* What to do:
Looking through the listing, how many of its lines hold the word "content"? Answer with only the number.

______

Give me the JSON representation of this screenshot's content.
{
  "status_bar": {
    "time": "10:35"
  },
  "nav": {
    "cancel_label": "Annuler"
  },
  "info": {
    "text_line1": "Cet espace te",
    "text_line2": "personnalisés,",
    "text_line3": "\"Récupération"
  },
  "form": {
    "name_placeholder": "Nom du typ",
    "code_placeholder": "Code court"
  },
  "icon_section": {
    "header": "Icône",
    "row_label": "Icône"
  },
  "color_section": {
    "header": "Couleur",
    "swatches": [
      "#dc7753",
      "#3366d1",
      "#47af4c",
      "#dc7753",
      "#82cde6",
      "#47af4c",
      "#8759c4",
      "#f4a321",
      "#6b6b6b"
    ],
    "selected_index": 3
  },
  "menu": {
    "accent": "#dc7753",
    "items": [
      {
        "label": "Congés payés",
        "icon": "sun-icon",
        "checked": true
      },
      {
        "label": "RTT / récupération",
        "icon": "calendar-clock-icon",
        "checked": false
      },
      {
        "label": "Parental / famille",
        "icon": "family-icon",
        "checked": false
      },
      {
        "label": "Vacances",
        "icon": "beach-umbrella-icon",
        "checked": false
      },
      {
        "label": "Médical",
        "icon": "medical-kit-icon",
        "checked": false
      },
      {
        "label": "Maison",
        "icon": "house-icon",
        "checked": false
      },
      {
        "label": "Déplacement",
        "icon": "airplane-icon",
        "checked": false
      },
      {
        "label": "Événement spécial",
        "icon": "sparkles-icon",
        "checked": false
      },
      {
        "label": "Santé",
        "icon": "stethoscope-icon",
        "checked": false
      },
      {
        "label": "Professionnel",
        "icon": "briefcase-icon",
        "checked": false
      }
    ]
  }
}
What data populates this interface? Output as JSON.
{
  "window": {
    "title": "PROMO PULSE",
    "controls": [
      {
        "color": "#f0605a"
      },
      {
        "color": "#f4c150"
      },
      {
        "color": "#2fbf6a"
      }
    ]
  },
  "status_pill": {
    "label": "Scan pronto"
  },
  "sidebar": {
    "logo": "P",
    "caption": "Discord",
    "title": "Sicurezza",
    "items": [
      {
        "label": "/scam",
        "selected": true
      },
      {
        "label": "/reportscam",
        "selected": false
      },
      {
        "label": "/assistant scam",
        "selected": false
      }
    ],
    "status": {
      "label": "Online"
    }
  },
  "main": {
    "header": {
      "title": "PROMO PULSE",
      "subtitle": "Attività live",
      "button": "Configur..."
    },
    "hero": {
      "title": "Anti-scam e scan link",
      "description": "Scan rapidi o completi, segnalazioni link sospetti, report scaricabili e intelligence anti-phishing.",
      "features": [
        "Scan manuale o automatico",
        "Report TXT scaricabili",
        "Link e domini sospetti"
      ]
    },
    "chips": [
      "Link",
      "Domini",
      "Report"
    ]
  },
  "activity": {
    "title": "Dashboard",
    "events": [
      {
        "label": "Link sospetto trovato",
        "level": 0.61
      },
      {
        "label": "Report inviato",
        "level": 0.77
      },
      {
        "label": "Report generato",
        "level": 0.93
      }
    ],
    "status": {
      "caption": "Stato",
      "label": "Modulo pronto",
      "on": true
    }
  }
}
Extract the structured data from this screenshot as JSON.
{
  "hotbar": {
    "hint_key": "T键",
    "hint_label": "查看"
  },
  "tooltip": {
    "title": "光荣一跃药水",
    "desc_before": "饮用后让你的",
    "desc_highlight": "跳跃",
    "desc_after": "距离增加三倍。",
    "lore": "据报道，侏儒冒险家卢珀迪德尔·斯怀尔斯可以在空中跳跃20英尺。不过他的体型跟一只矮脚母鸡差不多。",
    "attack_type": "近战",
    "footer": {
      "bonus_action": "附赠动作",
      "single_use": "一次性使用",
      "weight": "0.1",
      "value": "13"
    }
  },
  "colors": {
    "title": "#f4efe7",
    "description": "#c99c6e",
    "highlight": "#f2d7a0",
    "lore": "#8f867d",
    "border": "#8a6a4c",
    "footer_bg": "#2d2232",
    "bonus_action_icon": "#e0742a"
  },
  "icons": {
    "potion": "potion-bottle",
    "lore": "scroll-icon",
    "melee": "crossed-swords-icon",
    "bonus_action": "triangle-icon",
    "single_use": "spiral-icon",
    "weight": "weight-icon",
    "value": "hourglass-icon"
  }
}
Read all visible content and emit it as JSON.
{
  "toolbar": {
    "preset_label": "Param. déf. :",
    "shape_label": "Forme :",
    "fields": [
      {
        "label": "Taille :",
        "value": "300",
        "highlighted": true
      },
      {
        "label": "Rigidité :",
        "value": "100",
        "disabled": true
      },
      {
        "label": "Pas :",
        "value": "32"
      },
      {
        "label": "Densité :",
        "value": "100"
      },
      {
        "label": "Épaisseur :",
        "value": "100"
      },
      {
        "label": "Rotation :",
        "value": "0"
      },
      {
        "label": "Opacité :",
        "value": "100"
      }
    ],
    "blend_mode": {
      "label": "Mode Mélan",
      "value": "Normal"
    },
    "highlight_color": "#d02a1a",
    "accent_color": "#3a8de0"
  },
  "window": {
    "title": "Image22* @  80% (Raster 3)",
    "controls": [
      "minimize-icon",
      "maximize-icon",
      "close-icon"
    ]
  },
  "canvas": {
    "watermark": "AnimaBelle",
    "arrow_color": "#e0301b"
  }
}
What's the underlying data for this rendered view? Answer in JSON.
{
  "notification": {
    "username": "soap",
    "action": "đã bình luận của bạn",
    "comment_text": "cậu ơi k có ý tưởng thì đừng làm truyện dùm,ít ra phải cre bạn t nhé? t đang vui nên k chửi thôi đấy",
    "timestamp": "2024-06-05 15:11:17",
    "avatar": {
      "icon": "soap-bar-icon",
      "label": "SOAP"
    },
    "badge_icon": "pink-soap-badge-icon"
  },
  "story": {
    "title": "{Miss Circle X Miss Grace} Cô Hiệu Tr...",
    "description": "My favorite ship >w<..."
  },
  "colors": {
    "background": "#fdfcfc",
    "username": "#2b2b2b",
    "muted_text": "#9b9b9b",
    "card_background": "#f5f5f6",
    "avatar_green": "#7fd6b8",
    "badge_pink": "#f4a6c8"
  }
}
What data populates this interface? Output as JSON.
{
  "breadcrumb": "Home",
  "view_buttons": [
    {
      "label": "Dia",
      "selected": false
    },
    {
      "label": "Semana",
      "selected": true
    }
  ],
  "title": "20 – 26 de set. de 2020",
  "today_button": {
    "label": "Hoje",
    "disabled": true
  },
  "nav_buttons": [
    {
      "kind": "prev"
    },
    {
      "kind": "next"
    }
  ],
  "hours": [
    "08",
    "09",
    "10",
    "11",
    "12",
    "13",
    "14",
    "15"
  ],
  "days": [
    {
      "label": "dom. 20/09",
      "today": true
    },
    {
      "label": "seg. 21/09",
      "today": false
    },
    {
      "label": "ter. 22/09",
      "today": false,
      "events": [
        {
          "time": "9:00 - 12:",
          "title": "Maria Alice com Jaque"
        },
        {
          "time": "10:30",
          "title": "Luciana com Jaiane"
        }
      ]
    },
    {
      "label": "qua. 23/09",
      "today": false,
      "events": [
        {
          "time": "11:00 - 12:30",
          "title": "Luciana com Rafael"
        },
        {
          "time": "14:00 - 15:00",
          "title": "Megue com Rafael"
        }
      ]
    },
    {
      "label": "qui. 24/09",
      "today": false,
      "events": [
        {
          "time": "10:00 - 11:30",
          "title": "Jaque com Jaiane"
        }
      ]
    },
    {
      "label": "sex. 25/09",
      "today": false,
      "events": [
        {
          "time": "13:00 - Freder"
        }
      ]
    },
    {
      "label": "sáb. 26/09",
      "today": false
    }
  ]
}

______

* Expected output:
2